| Extract provided |
Artist almost certainly Mary Menessier Beck (c1755-1833)
Dated “September 6 1809 Lexington Kentucky”
Watercolor on Paper 3 1/2” x 3” oval paper size,
book: 6 7/8’ x 4” x 1/2″
Sold
This small portrait of Charlotte Smith (1749-1806) is a later pasted frontispiece in her American edition of “Rural Walks: in Dialogues intended for the use of young persons”, published at Philadelphia in 1795 by Wrigley & Berriman being sold through the store of Thomas Stephens. This a complete copy with paper coverings and bed tick binding which is presumedly quite old though likely a later handy remedy to a shaken book. Paper covers are chipped, torn with losses and blunting to the book’s corners indicating many times referenced though kept dry, free from critter invasion, and complete regarding content. If selling as a bookseller the condition would rate poor.
The frontispiece portrait is a faithful copy, as noted by the artist, of a portrait of the author from a George Romney likeness. The portrait’s condition is very good. The brown ink scripted legend reads “Copied by M _ _ _ _ _ _ _ _ _ _ Lexington Kentucky September 6 1809”. The missing signature appears to be a puzzling deliberate removal. No surrounding trauma nor evidence of chewing by bug or beast. The top remaining portion of the two adjacent letters following the “M” appear to conform to an “a” and a “r”. Directly below the word “Volume” is scripted an “M” in brown ink with the following letters now vanished. An old inscription in pencil above the word “RURAL” on title page is presumedly an early owner or the bed tick binder. A close up image of this inscription is among support images.

| Listing |
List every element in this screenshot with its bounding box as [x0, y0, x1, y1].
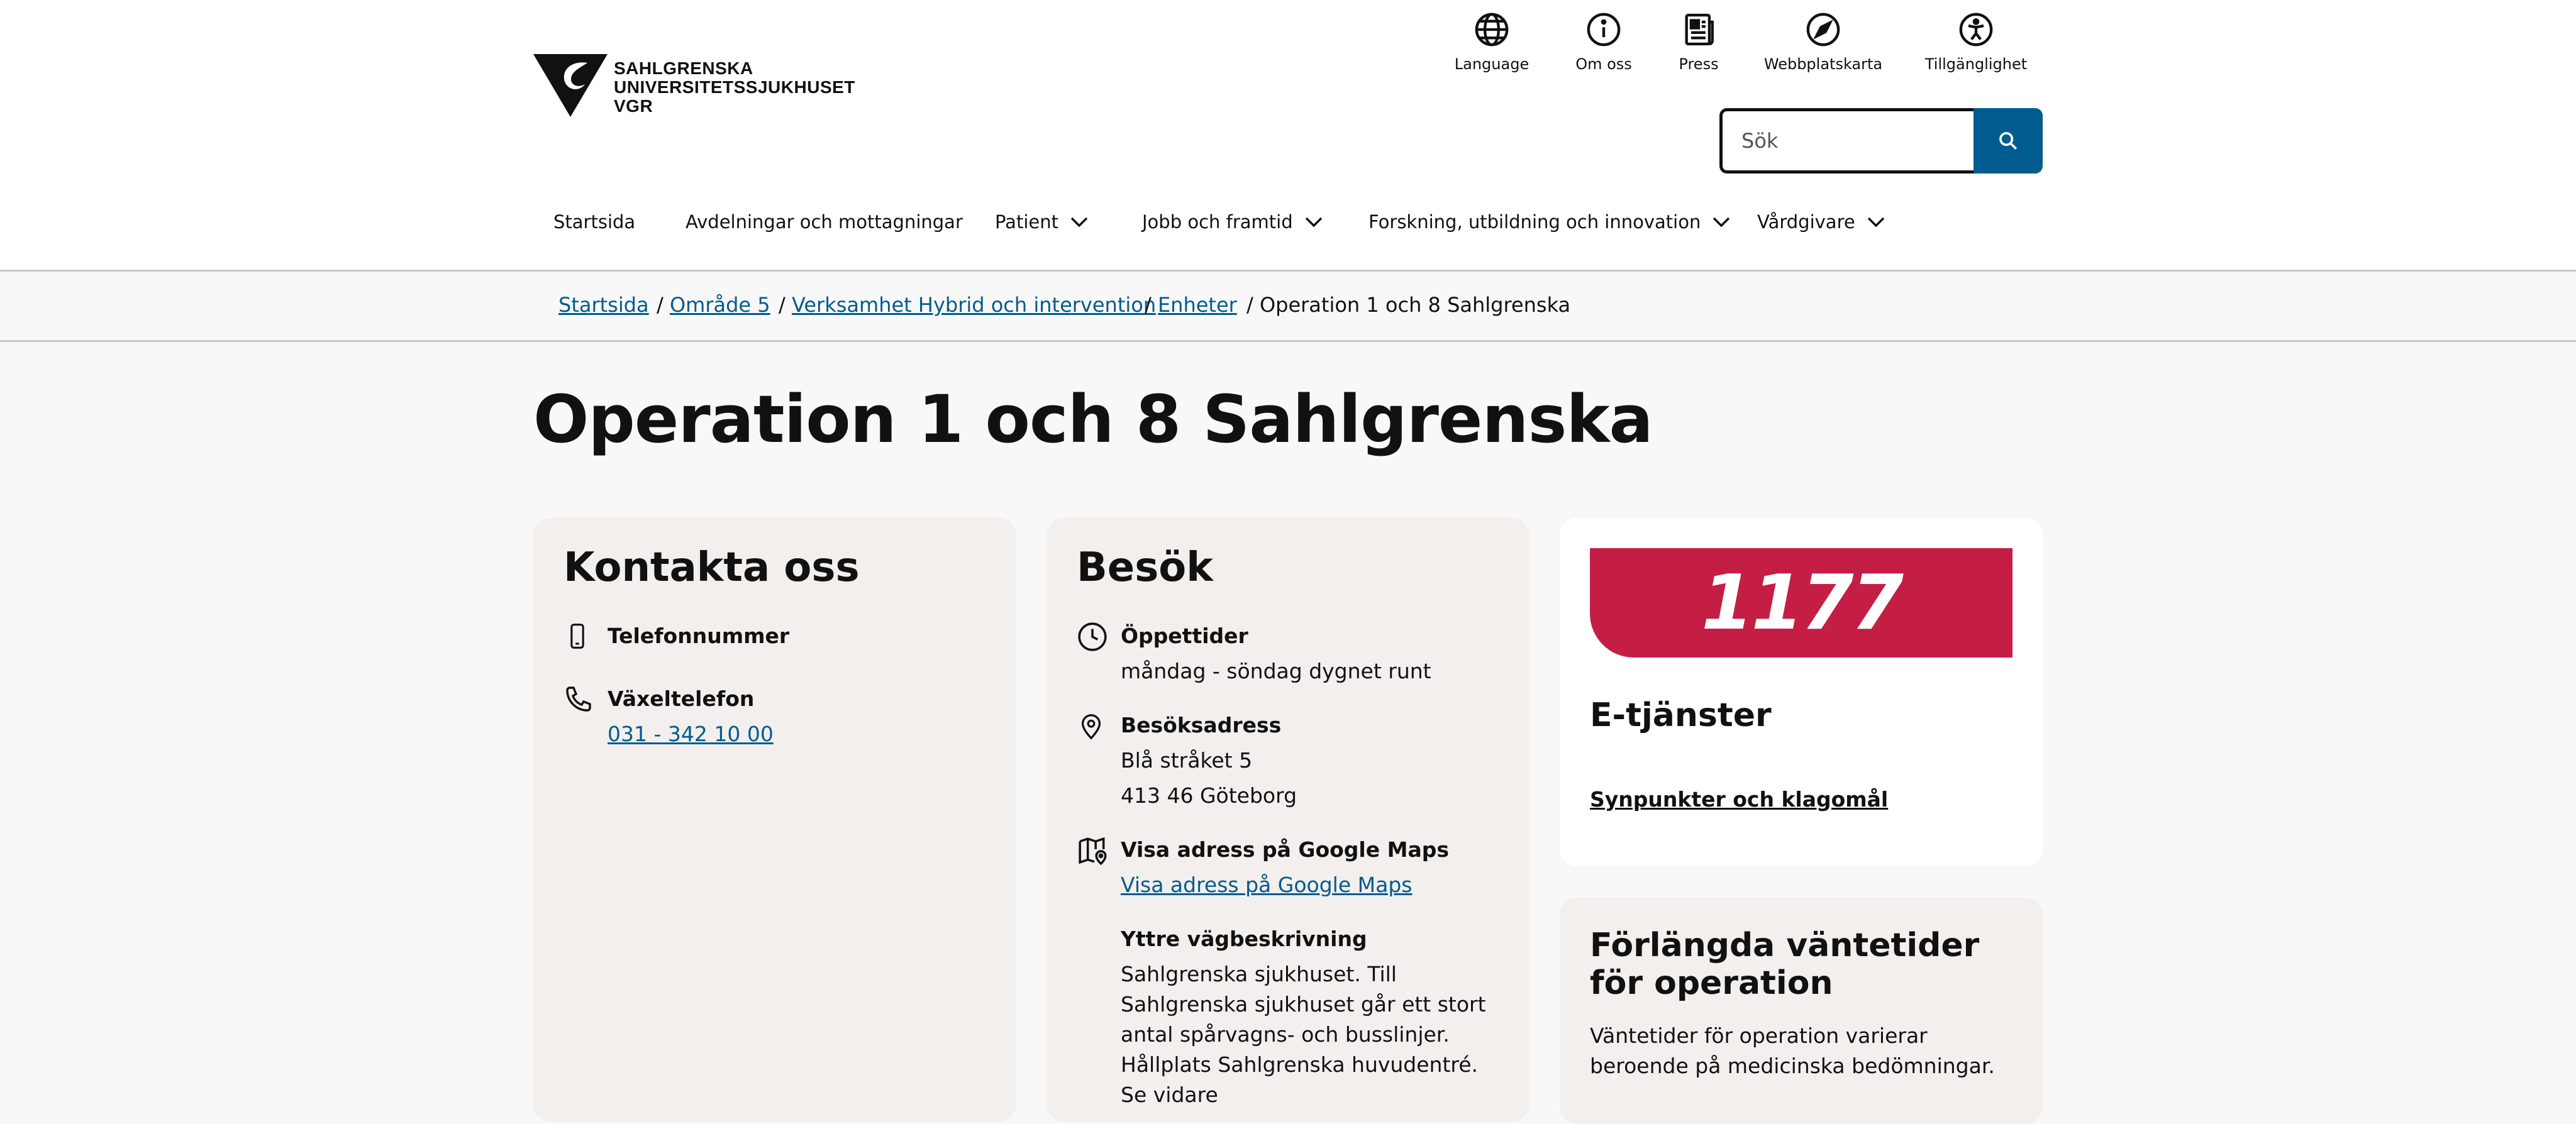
breadcrumb-link[interactable]: Verksamhet Hybrid och intervention [792, 293, 1156, 317]
nav-label: Patient [995, 211, 1058, 233]
directions-row: Yttre vägbeskrivning Sahlgrenska sjukhus… [1077, 922, 1492, 1110]
nav-label: Startsida [553, 211, 636, 233]
breadcrumb-separator: / [779, 293, 786, 317]
eservices-heading: E-tjänster [1590, 697, 1772, 734]
phone-icon [566, 686, 591, 712]
globe-icon [1475, 13, 1509, 47]
utility-label: Webbplatskarta [1763, 55, 1883, 73]
newspaper-icon [1685, 13, 1714, 46]
breadcrumb-link[interactable]: Startsida [558, 293, 649, 317]
nav-forskning[interactable]: Forskning, utbildning och innovation [1368, 211, 1731, 233]
search-input[interactable] [1719, 108, 1974, 174]
chevron-down-icon [1070, 217, 1088, 228]
nav-vardgivare[interactable]: Vårdgivare [1757, 211, 1885, 233]
location-pin-icon [1081, 714, 1101, 740]
utility-tillganglighet[interactable]: Tillgänglighet [1924, 11, 2028, 73]
nav-label: Forskning, utbildning och innovation [1368, 211, 1701, 233]
main-nav: Startsida Avdelningar och mottagningar P… [0, 211, 2576, 243]
nav-avdelningar[interactable]: Avdelningar och mottagningar [686, 211, 963, 233]
chevron-down-icon [1713, 217, 1730, 228]
1177-logo-text: 1177 [1701, 559, 1904, 647]
site-header: SAHLGRENSKA UNIVERSITETSSJUKHUSET VGR La… [0, 0, 2576, 272]
logo-line-1: SAHLGRENSKA [614, 58, 753, 78]
nav-label: Avdelningar och mottagningar [686, 211, 963, 233]
contact-heading: Kontakta oss [564, 544, 860, 591]
accessibility-icon [1959, 13, 1993, 47]
nav-patient[interactable]: Patient [995, 211, 1089, 233]
site-logo[interactable]: SAHLGRENSKA UNIVERSITETSSJUKHUSET VGR [533, 54, 855, 117]
breadcrumb-separator: / [657, 293, 663, 317]
directions-text: Sahlgrenska sjukhuset. Till Sahlgrenska … [1121, 962, 1486, 1107]
utility-language[interactable]: Language [1453, 11, 1531, 73]
address-row: Besöksadress Blå stråket 5 413 46 Götebo… [1077, 708, 1297, 813]
opening-hours-value: måndag - söndag dygnet runt [1121, 659, 1431, 683]
switchboard-phone-link[interactable]: 031 - 342 10 00 [608, 722, 774, 746]
utility-label: Om oss [1575, 55, 1632, 73]
eservices-card: 1177 E-tjänster Synpunkter och klagomål [1560, 518, 2043, 866]
chevron-down-icon [1867, 217, 1884, 228]
feedback-complaints-link[interactable]: Synpunkter och klagomål [1590, 787, 1888, 812]
logo-wordmark: SAHLGRENSKA UNIVERSITETSSJUKHUSET VGR [614, 59, 855, 116]
phone-row: Telefonnummer [564, 619, 789, 654]
waiting-times-card: Förlängda väntetider för operation Vänte… [1560, 898, 2043, 1124]
search-form [1719, 108, 2043, 174]
breadcrumb-separator: / [1246, 293, 1253, 317]
address-line-2: 413 46 Göteborg [1121, 783, 1297, 808]
opening-hours-row: Öppettider måndag - söndag dygnet runt [1077, 619, 1431, 689]
breadcrumb-link[interactable]: Område 5 [670, 293, 770, 317]
breadcrumb: Startsida / Område 5 / Verksamhet Hybrid… [0, 272, 2576, 342]
switchboard-row: Växeltelefon 031 - 342 10 00 [564, 681, 774, 752]
mobile-phone-icon [570, 624, 584, 649]
info-icon [1587, 13, 1621, 47]
clock-icon [1078, 622, 1107, 651]
nav-label: Vårdgivare [1757, 211, 1855, 233]
search-icon [1999, 132, 2018, 150]
logo-line-2: UNIVERSITETSSJUKHUSET [614, 77, 855, 97]
nav-label: Jobb och framtid [1142, 211, 1293, 233]
1177-logo: 1177 [1590, 548, 2012, 658]
maps-row: Visa adress på Google Maps Visa adress p… [1077, 832, 1449, 903]
contact-card: Kontakta oss Telefonnummer Växeltelefon … [533, 518, 1016, 1121]
chevron-down-icon [1305, 217, 1322, 228]
visit-card: Besök Öppettider måndag - söndag dygnet … [1046, 518, 1530, 1121]
breadcrumb-current: Operation 1 och 8 Sahlgrenska [1259, 293, 1571, 317]
address-label: Besöksadress [1121, 713, 1282, 737]
utility-label: Language [1454, 55, 1530, 73]
phone-label: Telefonnummer [608, 624, 790, 648]
utility-webbplatskarta[interactable]: Webbplatskarta [1763, 11, 1883, 73]
utility-label: Tillgänglighet [1924, 55, 2028, 73]
page-title: Operation 1 och 8 Sahlgrenska [533, 381, 1653, 458]
waiting-times-heading: Förlängda väntetider för operation [1590, 927, 1980, 1002]
visit-heading: Besök [1077, 544, 1213, 591]
sahlgrenska-logo-icon [533, 54, 608, 117]
map-icon [1079, 837, 1107, 866]
compass-icon [1806, 13, 1840, 47]
utility-om-oss[interactable]: Om oss [1572, 11, 1635, 73]
google-maps-link[interactable]: Visa adress på Google Maps [1121, 873, 1412, 897]
logo-line-3: VGR [614, 96, 653, 116]
search-button[interactable] [1974, 108, 2043, 174]
breadcrumb-link[interactable]: Enheter [1158, 293, 1237, 317]
address-line-1: Blå stråket 5 [1121, 748, 1253, 773]
waiting-times-text: Väntetider för operation varierar beroen… [1590, 1023, 1995, 1078]
utility-press[interactable]: Press [1673, 11, 1724, 73]
maps-label: Visa adress på Google Maps [1121, 837, 1449, 862]
switchboard-label: Växeltelefon [608, 686, 755, 711]
utility-label: Press [1679, 55, 1719, 73]
breadcrumb-separator: / [1145, 293, 1152, 317]
opening-hours-label: Öppettider [1121, 624, 1248, 648]
nav-jobb[interactable]: Jobb och framtid [1142, 211, 1323, 233]
directions-label: Yttre vägbeskrivning [1121, 927, 1367, 951]
nav-startsida[interactable]: Startsida [553, 211, 635, 233]
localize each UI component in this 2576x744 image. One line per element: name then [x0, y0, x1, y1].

| Exercise prompt |
Quote the portrait description word for word, starting at "The frontispiece portrait" and continuing up to and including "among support images.".

| Task answer |
The frontispiece portrait is a faithful copy, as noted by the artist, of a portrait of the author from a George Romney likeness. The portrait’s condition is very good. The brown ink scripted legend reads “Copied by M _ _ _ _ _ _ _ _ _ _ Lexington Kentucky September 6 1809”. The missing signature appears to be a puzzling deliberate removal. No surrounding trauma nor evidence of chewing by bug or beast. The top remaining portion of the two adjacent letters following the “M” appear to conform to an “a” and a “r”. Directly below the word “Volume” is scripted an “M” in brown ink with the following letters now vanished. An old inscription in pencil above the word “RURAL” on title page is presumedly an early owner or the bed tick binder. A close up image of this inscription is among support images.